Listing

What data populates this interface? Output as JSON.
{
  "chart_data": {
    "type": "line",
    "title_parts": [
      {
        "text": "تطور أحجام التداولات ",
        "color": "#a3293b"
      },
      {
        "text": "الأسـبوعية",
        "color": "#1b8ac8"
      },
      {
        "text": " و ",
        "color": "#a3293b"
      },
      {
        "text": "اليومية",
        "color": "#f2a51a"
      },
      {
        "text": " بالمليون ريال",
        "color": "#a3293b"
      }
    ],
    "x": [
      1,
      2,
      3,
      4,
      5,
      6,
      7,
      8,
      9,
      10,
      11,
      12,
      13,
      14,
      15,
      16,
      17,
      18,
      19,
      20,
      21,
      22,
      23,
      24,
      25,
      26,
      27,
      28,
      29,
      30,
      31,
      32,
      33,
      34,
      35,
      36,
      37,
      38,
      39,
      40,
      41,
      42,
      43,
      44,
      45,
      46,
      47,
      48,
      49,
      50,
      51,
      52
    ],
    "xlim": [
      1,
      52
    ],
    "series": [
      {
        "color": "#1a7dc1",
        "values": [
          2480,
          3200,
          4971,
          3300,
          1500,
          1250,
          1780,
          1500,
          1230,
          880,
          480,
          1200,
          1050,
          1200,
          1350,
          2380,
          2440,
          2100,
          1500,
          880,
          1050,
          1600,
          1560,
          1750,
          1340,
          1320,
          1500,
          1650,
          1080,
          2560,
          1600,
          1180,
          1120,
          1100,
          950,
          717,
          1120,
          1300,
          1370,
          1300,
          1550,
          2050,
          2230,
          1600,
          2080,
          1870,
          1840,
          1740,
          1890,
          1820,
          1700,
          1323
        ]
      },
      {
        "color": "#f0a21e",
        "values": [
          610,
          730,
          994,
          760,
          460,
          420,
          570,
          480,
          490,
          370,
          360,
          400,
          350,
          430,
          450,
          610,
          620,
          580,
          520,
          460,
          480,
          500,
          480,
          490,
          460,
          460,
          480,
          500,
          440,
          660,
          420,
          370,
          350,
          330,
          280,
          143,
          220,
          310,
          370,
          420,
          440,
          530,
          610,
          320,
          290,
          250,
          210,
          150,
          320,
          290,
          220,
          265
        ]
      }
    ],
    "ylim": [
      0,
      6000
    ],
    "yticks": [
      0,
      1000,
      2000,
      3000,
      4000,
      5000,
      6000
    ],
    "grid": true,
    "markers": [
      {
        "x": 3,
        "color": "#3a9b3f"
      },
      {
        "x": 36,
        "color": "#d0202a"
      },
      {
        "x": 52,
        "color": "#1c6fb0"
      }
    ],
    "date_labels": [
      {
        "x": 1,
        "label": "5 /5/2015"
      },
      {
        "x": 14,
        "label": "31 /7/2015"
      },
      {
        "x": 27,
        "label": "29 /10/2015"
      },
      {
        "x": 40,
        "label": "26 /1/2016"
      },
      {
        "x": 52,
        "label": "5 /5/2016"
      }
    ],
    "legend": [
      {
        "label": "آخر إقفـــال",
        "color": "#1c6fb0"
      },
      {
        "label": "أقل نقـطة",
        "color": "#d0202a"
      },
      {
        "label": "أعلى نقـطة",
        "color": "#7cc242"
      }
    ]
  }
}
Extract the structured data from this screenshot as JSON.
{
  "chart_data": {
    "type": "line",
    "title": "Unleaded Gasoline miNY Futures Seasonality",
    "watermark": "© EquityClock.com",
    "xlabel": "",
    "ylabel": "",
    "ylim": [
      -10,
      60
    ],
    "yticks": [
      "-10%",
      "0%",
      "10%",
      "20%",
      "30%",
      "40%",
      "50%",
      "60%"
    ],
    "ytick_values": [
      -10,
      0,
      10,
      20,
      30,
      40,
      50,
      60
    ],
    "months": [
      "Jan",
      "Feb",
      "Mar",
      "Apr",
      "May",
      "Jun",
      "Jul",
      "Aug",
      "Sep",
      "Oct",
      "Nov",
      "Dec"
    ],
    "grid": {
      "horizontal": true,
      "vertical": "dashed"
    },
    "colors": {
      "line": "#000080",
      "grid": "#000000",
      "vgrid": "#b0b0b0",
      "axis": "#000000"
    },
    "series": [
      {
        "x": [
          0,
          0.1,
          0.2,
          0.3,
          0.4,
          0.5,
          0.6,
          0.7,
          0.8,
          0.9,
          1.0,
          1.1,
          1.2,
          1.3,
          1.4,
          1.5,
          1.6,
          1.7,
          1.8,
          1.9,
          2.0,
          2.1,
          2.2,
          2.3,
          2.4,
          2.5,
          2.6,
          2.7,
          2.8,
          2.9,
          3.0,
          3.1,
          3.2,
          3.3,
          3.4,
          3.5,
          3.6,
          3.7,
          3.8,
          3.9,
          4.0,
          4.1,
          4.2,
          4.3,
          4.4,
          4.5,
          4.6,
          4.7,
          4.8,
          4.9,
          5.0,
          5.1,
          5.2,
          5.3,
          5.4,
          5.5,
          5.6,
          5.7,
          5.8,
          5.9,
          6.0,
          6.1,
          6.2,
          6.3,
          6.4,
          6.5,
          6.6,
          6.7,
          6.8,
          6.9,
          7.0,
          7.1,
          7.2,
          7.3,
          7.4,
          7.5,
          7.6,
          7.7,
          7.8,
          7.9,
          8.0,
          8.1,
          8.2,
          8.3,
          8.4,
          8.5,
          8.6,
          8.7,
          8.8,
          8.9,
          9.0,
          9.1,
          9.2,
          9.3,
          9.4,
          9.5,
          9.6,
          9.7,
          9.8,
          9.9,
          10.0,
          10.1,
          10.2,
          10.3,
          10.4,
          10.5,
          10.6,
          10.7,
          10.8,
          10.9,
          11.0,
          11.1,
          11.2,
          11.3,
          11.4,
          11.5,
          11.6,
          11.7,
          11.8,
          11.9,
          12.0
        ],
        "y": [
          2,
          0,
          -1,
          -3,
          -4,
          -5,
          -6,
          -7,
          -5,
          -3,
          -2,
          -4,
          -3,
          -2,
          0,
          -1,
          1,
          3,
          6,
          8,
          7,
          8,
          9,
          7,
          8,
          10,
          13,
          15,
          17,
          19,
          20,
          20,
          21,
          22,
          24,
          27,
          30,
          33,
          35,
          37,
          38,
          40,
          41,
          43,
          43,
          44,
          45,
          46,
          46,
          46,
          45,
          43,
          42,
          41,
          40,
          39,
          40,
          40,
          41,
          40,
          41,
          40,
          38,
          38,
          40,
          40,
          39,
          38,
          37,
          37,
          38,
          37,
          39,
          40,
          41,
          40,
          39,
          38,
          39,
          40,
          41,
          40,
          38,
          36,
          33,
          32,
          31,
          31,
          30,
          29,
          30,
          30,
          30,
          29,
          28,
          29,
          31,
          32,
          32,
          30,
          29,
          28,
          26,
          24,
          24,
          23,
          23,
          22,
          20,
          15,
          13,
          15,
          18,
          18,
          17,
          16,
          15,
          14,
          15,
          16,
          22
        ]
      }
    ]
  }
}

==

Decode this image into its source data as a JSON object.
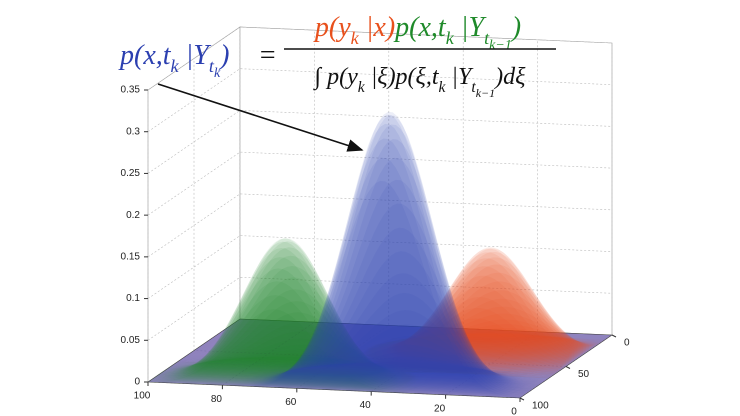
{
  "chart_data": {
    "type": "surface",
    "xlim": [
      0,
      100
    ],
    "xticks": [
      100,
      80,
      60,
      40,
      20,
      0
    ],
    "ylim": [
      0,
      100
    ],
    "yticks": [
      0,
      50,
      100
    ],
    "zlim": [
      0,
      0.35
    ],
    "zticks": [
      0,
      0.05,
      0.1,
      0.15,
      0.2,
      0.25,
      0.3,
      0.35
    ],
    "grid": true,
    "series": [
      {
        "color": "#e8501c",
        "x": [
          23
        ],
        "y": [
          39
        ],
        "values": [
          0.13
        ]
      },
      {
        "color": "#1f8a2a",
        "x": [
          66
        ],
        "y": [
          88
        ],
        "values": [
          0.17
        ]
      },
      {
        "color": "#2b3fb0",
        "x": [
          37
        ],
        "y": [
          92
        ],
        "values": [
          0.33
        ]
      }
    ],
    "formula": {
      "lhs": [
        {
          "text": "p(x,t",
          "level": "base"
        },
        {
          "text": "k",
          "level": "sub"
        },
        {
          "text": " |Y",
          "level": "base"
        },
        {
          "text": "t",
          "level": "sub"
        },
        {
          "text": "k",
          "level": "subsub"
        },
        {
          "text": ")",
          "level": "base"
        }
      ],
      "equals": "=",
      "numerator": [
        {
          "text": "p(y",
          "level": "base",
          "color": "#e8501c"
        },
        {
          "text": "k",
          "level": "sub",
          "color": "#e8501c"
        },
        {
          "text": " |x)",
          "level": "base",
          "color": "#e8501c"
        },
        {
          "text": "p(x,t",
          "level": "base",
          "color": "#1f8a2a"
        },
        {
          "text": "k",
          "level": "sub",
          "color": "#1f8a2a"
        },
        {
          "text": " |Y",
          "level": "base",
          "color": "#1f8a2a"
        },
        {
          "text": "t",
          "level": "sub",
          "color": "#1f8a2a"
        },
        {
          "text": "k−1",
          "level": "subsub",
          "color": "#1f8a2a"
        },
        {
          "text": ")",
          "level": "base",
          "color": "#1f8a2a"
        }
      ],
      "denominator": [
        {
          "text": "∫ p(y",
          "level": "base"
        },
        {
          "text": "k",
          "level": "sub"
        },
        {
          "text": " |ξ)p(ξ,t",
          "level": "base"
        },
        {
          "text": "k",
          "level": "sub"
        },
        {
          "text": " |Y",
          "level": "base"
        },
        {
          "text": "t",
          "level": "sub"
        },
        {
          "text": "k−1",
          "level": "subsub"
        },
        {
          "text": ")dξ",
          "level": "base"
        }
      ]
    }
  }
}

Written problem
Search the data above for lines holding "JSON" and copy each of them.

Result
What data populates this interface? Output as JSON.
Extract the structured data from this screenshot as JSON.
Decode this image into its source data as a JSON object.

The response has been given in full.